** SHORT PROBLEM **
Where does the string "ADCIRC" appear? Copy every line of the entries below that holds it.

** MATERIAL PROVIDED **
+++

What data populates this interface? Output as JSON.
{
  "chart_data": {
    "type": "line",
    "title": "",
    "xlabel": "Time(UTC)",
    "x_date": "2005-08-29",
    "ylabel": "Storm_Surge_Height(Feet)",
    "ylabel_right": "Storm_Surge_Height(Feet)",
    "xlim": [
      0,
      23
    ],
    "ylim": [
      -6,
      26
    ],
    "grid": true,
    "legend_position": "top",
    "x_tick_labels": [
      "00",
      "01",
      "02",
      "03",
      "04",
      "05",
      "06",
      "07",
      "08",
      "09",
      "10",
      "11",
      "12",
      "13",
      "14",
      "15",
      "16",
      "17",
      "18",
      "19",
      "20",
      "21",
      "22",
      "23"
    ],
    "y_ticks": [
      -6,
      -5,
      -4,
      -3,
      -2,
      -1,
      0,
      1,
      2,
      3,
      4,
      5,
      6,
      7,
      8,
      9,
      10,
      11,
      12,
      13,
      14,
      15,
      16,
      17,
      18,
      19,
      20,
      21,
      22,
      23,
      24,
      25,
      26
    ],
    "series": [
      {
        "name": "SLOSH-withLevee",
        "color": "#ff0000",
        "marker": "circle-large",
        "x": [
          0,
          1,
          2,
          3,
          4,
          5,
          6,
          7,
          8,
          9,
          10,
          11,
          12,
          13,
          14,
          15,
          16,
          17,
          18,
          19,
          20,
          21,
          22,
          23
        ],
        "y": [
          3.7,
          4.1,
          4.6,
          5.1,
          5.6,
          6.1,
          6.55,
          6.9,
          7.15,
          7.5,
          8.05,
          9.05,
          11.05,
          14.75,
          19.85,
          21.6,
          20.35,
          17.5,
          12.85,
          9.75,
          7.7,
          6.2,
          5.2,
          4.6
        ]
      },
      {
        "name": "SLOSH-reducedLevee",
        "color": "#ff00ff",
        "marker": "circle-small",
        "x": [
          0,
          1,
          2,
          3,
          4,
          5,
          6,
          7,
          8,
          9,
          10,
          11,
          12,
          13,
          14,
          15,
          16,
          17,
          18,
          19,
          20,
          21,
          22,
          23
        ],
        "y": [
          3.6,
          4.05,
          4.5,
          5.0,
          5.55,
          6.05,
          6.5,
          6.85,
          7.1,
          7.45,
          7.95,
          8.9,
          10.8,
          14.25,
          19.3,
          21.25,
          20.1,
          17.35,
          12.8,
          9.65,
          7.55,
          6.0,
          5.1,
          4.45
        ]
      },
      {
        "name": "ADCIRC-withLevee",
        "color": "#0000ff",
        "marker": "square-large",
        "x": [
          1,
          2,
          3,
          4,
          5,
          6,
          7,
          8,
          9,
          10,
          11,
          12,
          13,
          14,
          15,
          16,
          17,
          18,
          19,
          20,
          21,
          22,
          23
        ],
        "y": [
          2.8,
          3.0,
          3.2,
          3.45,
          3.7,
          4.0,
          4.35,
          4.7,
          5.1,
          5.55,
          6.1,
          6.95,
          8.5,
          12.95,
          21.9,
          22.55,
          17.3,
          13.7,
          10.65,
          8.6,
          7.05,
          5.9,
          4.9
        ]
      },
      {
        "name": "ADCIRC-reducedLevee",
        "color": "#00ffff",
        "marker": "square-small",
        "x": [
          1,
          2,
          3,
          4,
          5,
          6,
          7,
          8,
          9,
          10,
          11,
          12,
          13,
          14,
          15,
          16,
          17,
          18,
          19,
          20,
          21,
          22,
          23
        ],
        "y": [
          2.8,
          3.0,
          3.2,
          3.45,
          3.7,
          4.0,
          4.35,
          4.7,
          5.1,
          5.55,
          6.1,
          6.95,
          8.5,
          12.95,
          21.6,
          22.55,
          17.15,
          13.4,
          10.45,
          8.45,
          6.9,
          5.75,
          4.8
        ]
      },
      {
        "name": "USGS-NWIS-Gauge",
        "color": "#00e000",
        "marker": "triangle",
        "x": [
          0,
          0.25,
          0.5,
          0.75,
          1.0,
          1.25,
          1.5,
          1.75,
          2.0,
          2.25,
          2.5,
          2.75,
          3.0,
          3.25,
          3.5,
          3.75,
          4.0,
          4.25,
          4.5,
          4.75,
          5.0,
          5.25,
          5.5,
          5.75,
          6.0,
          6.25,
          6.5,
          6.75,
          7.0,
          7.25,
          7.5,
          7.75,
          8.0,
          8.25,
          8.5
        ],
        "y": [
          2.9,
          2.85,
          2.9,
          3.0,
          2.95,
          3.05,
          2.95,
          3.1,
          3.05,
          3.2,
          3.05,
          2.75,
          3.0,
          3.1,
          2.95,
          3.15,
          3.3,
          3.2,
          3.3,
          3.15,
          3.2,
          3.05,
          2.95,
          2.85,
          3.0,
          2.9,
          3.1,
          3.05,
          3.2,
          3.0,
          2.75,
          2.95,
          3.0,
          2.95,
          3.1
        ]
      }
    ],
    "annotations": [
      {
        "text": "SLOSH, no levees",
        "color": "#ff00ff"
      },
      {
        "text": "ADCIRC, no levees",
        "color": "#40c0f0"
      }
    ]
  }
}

+++

** FULL OUTPUT **
        "name": "ADCIRC-withLevee",
        "name": "ADCIRC-reducedLevee",
        "text": "ADCIRC, no levees",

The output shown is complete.